◆ Task input ◆
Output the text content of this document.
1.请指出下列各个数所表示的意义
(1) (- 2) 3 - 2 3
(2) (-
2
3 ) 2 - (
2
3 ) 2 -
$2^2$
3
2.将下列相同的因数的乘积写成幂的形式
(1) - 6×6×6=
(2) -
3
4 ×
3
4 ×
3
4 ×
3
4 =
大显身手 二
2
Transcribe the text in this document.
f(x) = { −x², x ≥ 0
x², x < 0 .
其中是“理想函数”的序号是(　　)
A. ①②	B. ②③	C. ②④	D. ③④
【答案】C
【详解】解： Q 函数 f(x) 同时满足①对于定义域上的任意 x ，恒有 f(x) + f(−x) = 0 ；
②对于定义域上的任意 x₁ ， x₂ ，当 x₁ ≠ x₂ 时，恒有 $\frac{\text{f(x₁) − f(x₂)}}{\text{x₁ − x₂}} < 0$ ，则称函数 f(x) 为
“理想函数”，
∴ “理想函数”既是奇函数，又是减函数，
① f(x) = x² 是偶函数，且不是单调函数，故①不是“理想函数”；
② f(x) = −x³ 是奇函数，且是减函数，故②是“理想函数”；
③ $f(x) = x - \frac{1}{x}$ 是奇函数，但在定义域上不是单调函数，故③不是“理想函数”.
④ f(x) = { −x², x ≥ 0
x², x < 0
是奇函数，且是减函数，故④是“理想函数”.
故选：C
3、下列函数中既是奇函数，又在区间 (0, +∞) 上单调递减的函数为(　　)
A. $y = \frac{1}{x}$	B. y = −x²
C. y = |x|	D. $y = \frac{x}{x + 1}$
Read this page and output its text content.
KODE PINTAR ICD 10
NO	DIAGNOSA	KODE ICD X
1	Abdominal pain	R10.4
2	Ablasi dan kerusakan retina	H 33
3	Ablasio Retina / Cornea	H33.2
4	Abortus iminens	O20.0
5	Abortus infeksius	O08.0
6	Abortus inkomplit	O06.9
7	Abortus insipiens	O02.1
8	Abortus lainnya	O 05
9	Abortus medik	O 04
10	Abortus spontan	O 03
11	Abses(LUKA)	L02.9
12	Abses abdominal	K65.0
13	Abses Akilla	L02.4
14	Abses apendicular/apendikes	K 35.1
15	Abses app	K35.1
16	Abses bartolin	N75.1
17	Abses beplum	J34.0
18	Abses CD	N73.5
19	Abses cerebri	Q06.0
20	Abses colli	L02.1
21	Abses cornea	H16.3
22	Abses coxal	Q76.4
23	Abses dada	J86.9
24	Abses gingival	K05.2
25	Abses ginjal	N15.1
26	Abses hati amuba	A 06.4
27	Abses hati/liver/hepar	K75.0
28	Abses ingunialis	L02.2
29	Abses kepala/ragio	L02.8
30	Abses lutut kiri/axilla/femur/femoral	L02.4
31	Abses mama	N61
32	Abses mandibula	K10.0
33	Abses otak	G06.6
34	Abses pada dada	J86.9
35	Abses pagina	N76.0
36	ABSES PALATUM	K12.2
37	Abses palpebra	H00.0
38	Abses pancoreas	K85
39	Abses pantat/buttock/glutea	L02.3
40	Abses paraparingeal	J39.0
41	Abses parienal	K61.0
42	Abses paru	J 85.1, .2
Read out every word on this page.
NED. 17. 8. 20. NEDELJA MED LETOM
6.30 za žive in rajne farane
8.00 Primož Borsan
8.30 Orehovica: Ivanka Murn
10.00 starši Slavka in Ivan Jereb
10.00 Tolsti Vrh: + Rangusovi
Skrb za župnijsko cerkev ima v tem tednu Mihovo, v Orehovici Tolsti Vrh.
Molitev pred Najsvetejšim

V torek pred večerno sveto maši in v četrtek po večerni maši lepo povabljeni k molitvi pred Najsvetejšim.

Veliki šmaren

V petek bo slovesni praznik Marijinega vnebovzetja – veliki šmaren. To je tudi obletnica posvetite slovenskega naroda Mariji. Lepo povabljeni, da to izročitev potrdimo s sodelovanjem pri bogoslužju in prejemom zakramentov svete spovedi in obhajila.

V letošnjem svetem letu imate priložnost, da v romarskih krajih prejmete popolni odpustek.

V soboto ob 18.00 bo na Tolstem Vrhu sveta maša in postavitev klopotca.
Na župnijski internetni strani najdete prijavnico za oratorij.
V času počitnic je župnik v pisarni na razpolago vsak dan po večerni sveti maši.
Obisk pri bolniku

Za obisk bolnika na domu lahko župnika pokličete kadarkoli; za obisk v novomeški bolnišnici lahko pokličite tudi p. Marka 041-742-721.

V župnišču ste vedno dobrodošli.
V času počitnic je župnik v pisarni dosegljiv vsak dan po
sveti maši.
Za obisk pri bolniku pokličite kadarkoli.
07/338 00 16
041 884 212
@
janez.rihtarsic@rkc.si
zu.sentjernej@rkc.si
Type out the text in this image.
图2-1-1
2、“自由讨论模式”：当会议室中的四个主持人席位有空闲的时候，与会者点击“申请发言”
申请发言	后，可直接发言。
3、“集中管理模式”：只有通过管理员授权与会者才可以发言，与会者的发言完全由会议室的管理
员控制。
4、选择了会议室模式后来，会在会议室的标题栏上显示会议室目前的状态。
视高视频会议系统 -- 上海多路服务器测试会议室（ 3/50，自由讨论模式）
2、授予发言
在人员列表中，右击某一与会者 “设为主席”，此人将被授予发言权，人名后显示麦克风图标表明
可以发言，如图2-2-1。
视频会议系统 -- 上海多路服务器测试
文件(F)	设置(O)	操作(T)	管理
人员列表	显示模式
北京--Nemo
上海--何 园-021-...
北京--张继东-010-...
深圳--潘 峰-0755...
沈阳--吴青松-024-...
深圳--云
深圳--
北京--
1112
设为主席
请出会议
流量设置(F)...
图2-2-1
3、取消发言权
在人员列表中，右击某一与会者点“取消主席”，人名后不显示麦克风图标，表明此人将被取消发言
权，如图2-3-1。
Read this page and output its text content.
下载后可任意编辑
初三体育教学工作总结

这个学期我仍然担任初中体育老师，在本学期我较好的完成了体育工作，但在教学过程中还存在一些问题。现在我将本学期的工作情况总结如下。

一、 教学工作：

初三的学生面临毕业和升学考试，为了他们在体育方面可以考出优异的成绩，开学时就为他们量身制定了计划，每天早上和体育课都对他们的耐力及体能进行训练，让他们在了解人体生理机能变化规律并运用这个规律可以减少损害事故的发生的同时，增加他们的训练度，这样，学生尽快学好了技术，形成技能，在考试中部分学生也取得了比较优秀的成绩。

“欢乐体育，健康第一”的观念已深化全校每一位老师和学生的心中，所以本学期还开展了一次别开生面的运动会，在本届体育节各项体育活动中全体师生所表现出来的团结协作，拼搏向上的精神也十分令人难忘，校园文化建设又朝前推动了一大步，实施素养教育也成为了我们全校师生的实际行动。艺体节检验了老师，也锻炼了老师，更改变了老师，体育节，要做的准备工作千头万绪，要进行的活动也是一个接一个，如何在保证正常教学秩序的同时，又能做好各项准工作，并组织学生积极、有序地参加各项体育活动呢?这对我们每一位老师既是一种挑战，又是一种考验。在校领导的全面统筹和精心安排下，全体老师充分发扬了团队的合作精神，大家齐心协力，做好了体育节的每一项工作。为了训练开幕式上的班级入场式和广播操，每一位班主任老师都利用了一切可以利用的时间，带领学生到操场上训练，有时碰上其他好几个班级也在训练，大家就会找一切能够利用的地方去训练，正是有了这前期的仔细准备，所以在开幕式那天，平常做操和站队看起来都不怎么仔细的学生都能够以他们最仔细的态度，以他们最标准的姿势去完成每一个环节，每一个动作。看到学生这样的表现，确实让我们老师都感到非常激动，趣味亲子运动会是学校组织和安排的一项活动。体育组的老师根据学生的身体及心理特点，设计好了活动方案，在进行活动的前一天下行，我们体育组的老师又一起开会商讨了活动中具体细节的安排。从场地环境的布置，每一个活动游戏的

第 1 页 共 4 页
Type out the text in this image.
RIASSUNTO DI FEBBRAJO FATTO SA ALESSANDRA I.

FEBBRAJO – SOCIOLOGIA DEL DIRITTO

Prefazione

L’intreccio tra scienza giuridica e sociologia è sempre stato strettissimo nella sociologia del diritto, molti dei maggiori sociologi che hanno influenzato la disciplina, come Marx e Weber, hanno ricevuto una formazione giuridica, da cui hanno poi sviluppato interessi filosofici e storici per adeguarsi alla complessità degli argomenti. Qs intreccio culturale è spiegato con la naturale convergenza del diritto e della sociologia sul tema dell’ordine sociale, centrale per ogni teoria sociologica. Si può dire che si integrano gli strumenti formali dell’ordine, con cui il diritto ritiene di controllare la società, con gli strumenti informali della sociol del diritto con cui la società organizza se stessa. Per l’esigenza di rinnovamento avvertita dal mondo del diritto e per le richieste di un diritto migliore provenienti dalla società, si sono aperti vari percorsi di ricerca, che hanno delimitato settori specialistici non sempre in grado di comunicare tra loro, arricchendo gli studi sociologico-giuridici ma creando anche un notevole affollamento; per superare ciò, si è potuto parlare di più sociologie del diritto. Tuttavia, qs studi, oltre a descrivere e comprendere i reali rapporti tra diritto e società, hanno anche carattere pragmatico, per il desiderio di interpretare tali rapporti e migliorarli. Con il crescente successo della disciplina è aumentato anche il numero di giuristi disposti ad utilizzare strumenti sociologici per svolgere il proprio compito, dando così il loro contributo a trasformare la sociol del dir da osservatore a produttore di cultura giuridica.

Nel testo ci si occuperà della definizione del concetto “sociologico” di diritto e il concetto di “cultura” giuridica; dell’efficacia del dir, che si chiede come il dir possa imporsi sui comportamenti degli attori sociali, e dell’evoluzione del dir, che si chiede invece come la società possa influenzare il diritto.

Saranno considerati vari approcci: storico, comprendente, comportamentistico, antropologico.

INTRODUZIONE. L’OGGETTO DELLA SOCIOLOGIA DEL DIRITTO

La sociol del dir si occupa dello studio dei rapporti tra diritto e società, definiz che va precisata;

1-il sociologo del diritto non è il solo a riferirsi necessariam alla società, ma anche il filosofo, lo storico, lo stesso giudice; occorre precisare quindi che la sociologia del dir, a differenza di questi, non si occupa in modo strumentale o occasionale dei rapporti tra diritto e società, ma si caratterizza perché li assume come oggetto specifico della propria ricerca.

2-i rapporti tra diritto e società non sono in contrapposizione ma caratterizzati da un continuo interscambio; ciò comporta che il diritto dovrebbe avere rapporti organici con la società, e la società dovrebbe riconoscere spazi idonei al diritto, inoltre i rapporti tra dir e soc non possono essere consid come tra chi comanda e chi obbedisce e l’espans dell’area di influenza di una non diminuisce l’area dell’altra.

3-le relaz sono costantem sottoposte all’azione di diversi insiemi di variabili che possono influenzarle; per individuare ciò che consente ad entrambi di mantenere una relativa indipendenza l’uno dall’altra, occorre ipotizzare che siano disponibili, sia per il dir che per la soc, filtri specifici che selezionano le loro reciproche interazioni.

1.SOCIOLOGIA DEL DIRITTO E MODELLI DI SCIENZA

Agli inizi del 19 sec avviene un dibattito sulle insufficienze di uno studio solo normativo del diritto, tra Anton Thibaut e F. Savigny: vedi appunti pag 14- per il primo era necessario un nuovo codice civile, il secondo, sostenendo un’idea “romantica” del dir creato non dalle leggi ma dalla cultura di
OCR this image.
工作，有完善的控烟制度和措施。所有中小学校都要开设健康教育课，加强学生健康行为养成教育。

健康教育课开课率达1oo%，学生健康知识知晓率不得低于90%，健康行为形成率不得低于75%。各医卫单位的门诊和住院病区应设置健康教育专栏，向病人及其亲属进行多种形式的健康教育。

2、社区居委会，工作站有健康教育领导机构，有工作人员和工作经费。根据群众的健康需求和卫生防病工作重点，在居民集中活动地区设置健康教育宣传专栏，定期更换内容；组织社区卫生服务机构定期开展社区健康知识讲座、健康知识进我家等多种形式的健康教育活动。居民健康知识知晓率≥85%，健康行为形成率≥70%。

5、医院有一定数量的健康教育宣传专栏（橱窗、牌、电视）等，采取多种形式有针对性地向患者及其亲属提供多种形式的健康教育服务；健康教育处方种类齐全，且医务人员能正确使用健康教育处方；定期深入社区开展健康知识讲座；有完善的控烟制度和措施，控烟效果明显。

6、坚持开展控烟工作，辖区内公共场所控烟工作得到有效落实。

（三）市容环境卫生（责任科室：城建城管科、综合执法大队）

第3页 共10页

◆ Problem to solve ◆
Copy all lines from the data that hold the word "possono".

◆ Solution for this exercise ◆
2-i rapporti tra diritto e società non sono in contrapposizione ma caratterizzati da un continuo interscambio; ciò comporta che il diritto dovrebbe avere rapporti organici con la società, e la società dovrebbe riconoscere spazi idonei al diritto, inoltre i rapporti tra dir e soc non possono essere consid come tra chi comanda e chi obbedisce e l’espans dell’area di influenza di una non diminuisce l’area dell’altra.
3-le relaz sono costantem sottoposte all’azione di diversi insiemi di variabili che possono influenzarle; per individuare ciò che consente ad entrambi di mantenere una relativa indipendenza l’uno dall’altra, occorre ipotizzare che siano disponibili, sia per il dir che per la soc, filtri specifici che selezionano le loro reciproche interazioni.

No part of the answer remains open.